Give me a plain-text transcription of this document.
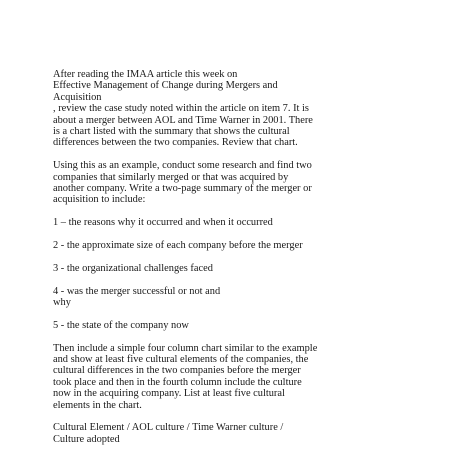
After reading the IMAA article this week on
Effective Management of Change during Mergers and
Acquisition
, review the case study noted within the article on item 7. It is
about a merger between AOL and Time Warner in 2001. There
is a chart listed with the summary that shows the cultural
differences between the two companies. Review that chart.

Using this as an example, conduct some research and find two
companies that similarly merged or that was acquired by
another company. Write a two-page summary of the merger or
acquisition to include:

1 – the reasons why it occurred and when it occurred

2 - the approximate size of each company before the merger

3 - the organizational challenges faced

4 - was the merger successful or not and
why

5 - the state of the company now

Then include a simple four column chart similar to the example
and show at least five cultural elements of the companies, the
cultural differences in the two companies before the merger
took place and then in the fourth column include the culture
now in the acquiring company. List at least five cultural
elements in the chart.

Cultural Element / AOL culture / Time Warner culture /
Culture adopted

■ **WRITTEN INSTRUCTION**
Restate every record exactly, please; do not copy the pictures.

■ **RESULT OF THE TASK**
Give me a plain-text transcription of this document.
After reading the IMAA article this week on
Effective Management of Change during Mergers and
Acquisition
, review the case study noted within the article on item 7. It is
about a merger between AOL and Time Warner in 2001. There
is a chart listed with the summary that shows the cultural
differences between the two companies. Review that chart.

Using this as an example, conduct some research and find two
companies that similarly merged or that was acquired by
another company. Write a two-page summary of the merger or
acquisition to include:

1 – the reasons why it occurred and when it occurred

2 - the approximate size of each company before the merger

3 - the organizational challenges faced

4 - was the merger successful or not and
why

5 - the state of the company now

Then include a simple four column chart similar to the example
and show at least five cultural elements of the companies, the
cultural differences in the two companies before the merger
took place and then in the fourth column include the culture
now in the acquiring company. List at least five cultural
elements in the chart.

Cultural Element / AOL culture / Time Warner culture /
Culture adopted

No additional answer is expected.